[Selected passage]
┄┄┄┄┄┄┄┄┄┄

Devendra Fadnavis closed the door on his own defence: Petitioner in the election-affidavit case

Shahid Tantray for The Caravan
06 March, 2020

On 18 February, the Supreme Court dismissed a review petition filed by Devendra Fadnavis, the former chief minister of Maharashtra, against a ruling by the court regarding omissions in his elections affidavits. In October 2019, the apex court had ordered a local court in Nagpur to initiate proceedings against Fadnavis for the non-disclosure of two criminal cases in his election affidavits. Fadnavis had failed to include the cases in the affidavits he submitted for contesting three assembly elections in Maharashtra between 2004 and 2014.The cases, which date back to 1996 and 1998, deal with cheating and forgery, respectively. In October 2014, Satish Uke, a lawyer, approached the court of the Judicial Magistrate of First Class in Nagpur and demanded action against the Bharatiya Janata Party leader for concealing information that he was mandated to reveal to voters.

Fadnavis’s counsel argued that the two cases were not required to be included in the affidavits by law, as charges had not been framed in either of the cases. While Uke’s petition was dismissed by the JMFC, and later by the Bombay High Court, the case was decided in Uke’s favour by the apex court, which cited previous judgments that made it clear that a candidate was required to furnish details of all criminal cases, regardless of whether they had reached the stage of framing of charges.

In a conversation with Aathira Konikkara, a reporting fellow at The Caravan, Uke explained the legal precedents that establish why a public record of a candidate’s criminal history is of significance in a representative democracy, and why the concealing of past cases by Fadnavis amounts to a serious offence. “The only defence that was possible was the ignorance of law,” Uke said. “He cannot use this defence because the election commission has repeatedly issued instructions that you are required to submit information of cases where court has taken cognisance.”

Aathira Konikkara: What was your response to the Supreme Court’s dismissal of the review petition filed by Devendra Fadnavis?

┄┄┄┄┄┄┄┄┄┄

[Material provided]
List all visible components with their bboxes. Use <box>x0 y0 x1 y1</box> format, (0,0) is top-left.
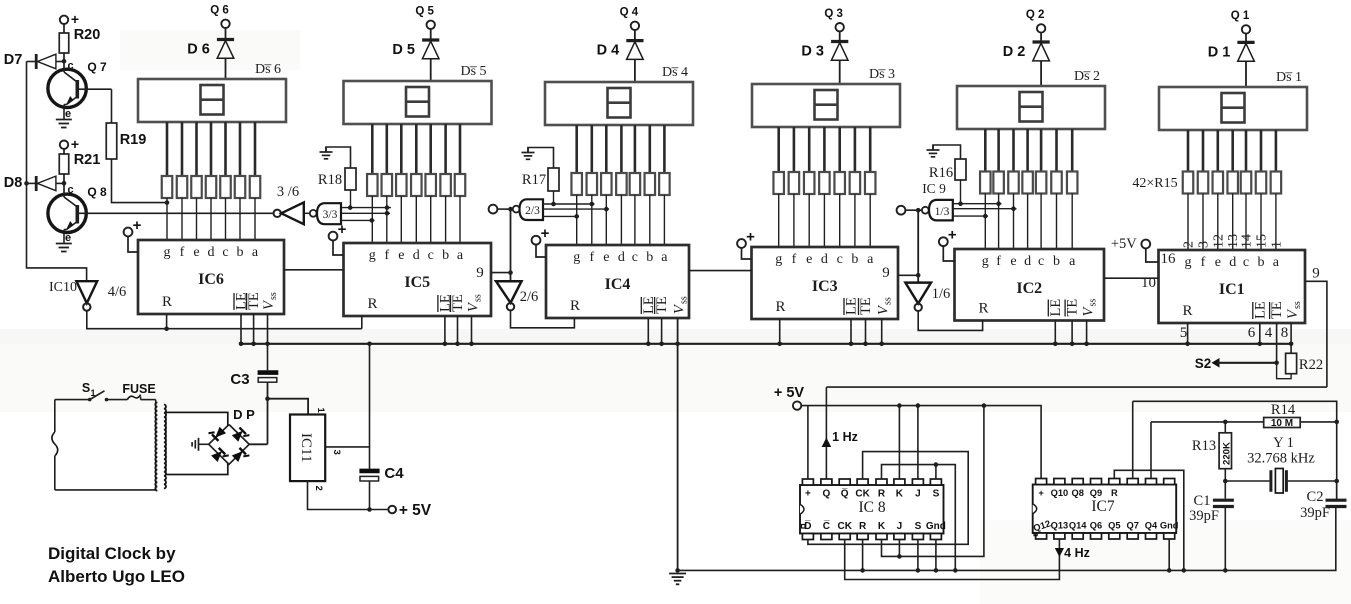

┄┄┄┄┄┄┄┄┄┄

[Required tasks]
a) According to the article on Fadnavis's election affidavits, on what date did the Supreme Court dismiss his review petition?
b) Write out the article on Fadnavis's election affidavits from "In a conversation" to "by Devendra Fadnavis?".

[Per-task answers]
a) 18 February

b)
In a conversation with Aathira Konikkara, a reporting fellow at The Caravan, Uke explained the legal precedents that establish why a public record of a candidate’s criminal history is of significance in a representative democracy, and why the concealing of past cases by Fadnavis amounts to a serious offence. “The only defence that was possible was the ignorance of law,” Uke said. “He cannot use this defence because the election commission has repeatedly issued instructions that you are required to submit information of cases where court has taken cognisance.”

Aathira Konikkara: What was your response to the Supreme Court’s dismissal of the review petition filed by Devendra Fadnavis?